DATA SUPPLIED -

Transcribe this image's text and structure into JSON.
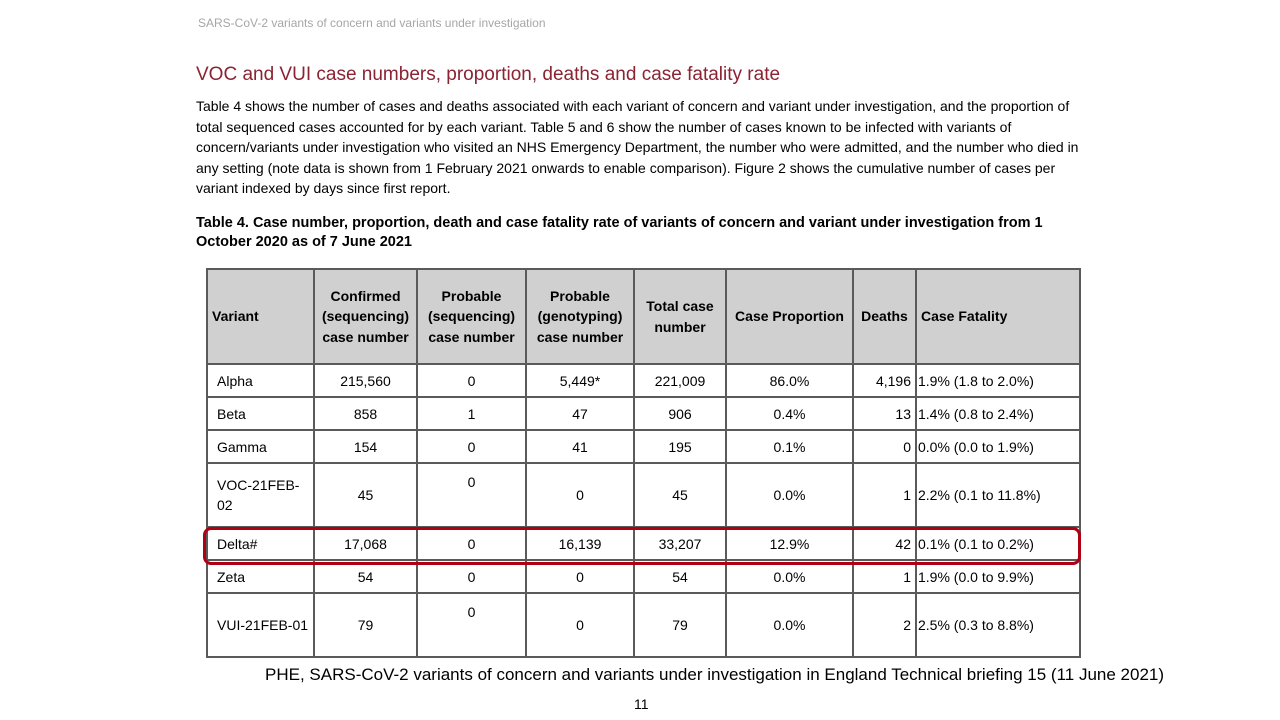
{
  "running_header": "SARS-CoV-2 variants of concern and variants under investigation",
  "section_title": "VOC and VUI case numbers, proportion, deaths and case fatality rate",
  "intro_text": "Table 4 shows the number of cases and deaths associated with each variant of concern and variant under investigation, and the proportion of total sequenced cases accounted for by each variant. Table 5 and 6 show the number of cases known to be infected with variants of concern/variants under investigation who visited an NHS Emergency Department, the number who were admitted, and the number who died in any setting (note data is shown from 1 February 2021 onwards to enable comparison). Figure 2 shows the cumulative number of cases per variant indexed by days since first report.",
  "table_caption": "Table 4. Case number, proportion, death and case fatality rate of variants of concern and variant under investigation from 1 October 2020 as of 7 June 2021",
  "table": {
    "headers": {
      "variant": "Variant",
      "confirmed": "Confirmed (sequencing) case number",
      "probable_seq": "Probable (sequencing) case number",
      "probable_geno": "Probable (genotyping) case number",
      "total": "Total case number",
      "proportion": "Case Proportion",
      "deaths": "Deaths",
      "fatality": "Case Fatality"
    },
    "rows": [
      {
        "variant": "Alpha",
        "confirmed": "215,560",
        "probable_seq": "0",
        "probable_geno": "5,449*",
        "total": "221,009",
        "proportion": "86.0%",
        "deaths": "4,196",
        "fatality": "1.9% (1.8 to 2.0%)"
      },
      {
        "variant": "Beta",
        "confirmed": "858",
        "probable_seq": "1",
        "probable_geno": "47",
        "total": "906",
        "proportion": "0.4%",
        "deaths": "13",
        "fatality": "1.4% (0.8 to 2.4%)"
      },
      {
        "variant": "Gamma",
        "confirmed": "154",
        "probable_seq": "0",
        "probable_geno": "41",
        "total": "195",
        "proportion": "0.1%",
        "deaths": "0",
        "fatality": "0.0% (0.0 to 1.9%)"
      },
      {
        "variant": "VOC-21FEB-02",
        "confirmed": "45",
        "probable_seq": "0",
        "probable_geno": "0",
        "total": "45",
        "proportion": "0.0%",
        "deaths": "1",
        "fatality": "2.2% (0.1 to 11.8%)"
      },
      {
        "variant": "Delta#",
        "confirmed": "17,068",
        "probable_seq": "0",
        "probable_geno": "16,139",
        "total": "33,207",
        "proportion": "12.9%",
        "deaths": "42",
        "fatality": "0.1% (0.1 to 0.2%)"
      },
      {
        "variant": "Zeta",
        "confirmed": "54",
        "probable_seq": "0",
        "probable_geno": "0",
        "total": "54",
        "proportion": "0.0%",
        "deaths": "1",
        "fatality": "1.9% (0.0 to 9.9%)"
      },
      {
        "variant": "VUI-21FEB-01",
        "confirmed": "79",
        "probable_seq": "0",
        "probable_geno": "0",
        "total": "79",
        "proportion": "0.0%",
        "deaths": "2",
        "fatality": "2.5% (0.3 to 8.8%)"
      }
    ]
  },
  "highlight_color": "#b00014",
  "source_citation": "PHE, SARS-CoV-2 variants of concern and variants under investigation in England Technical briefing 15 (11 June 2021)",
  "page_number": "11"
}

PROBLEM -
Check each line of the records for the word "confirmed" and extract those that contain it.

EXERCISE SOLUTION -
      "confirmed": "Confirmed (sequencing) case number",
        "confirmed": "215,560",
        "confirmed": "858",
        "confirmed": "154",
        "confirmed": "45",
        "confirmed": "17,068",
        "confirmed": "54",
        "confirmed": "79",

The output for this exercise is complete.